* Excerpt:
It is possible to extend the range of the 40 mW transmission power of the
Altus Metrum trackers (TeleGPS, TeleMetrum and TeleMega) by decreasing the
transmission speed (a 4x decrease in transmission speed should yield about a
2x increase in range), or using gain antennas on the ground.
To my belief, the AltusMetrum radio protocol does not allow multiple
transmitting stations to share the same frequency. Each must have its own
frequency distinct from other stations within range. There are no slots to
coordinate multiple radios on the same frequency.
The interoperability exception. There is an option in (some/all?) Altus
Metrum trackers to transmit APRS packets interleaved with proprietary Altus
Metrum packets. For example, every 5 seconds, the tracker will stop
transmitting Altus Metrum packets and send an APRS encoded packet and then
resume sending Altus Metrum packets. The APRS packet must be received by an
APRS compatible ground station. The Altus Metrum packets by an AM ground
station. This requires two ground stations to receive both the Altus Metrum
proprietary packets AND the APRS packets.
Now … I have not measured this (and in fact there is a lively friendly
disagreement between the Altus Metrum folks and me on this topic) but … the
fact that the lowest speed of Altus Metrum is 4x the speed (9600 baud) as the
1200 baud APRS packet should mean that the range of the APRS packet might be
2x (or more or less) the Altus Metrum packet. The AM folks asset this
compensated by the redundant error coding in the propriety packet format. I
remain a tad skeptical but happy if true.

Stored dataset items
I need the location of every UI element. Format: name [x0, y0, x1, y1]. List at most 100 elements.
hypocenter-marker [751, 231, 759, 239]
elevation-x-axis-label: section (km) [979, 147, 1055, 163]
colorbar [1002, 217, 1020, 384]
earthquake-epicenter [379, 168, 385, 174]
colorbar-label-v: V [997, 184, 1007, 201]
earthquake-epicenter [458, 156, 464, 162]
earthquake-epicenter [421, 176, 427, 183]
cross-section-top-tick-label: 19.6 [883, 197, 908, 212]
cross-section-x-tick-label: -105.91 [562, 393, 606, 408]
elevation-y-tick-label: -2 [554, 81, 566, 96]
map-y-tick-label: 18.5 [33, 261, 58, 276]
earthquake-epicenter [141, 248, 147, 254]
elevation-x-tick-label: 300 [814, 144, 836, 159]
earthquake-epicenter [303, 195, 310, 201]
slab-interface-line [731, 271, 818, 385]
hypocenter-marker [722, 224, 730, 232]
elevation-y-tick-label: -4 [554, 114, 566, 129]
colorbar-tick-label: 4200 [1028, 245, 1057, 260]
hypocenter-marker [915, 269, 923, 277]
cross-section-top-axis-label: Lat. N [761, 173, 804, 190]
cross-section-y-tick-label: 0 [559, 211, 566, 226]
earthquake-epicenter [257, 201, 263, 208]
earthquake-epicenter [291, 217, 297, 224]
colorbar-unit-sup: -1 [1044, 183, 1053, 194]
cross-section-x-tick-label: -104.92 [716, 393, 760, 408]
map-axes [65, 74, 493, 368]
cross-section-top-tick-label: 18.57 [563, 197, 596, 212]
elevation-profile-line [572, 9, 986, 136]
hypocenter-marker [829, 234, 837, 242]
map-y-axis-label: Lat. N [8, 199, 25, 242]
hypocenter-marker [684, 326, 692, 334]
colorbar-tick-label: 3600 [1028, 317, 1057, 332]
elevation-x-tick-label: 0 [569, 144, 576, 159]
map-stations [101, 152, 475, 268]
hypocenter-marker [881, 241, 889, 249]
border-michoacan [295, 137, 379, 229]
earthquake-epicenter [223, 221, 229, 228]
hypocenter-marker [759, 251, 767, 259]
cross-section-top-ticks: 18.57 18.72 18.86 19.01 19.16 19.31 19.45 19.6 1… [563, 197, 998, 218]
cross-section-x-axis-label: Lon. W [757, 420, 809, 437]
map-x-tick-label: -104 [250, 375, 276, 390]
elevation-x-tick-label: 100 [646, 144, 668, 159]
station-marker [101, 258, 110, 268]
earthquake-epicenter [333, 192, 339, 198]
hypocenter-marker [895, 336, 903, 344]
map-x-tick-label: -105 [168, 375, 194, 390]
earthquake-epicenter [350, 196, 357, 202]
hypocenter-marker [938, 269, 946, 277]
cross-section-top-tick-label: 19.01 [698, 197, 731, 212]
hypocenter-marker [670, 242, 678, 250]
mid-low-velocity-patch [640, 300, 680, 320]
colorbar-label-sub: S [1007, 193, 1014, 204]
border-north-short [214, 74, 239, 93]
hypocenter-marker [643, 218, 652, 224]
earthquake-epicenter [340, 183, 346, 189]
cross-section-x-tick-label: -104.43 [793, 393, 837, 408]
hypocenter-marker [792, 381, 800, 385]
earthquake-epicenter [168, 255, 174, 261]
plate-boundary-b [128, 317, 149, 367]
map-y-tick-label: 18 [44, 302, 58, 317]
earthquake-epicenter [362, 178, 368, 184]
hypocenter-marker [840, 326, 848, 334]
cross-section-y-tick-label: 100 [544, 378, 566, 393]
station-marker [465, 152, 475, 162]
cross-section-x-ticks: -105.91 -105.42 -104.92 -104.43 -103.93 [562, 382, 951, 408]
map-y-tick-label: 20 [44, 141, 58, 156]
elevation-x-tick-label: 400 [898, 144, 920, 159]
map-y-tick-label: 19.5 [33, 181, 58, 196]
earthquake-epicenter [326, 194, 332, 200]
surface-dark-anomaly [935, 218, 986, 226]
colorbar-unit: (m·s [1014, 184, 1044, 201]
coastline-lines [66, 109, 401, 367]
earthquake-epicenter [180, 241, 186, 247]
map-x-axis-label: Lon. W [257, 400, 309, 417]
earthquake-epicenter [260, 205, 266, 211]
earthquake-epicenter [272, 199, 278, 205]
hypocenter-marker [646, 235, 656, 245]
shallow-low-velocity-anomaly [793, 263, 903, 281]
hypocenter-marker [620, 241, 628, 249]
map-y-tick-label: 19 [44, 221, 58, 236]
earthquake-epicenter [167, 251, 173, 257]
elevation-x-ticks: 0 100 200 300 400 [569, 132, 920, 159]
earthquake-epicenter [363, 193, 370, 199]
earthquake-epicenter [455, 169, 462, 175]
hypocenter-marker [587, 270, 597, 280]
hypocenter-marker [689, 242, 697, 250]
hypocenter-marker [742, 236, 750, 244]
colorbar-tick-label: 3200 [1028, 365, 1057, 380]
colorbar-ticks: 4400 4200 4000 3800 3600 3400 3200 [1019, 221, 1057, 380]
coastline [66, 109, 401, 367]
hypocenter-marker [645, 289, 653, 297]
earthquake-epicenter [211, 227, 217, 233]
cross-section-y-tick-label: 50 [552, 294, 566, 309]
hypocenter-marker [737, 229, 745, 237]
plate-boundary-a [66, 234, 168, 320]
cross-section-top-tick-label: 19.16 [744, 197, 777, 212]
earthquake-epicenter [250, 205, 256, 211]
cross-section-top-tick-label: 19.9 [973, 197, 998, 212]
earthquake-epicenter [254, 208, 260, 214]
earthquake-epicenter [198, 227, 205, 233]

* Task details: According to the excerpt on Altus Metrum trackers, what increase in range should a 4x decrease in transmission speed yield?

* Result: About a 2x increase in range.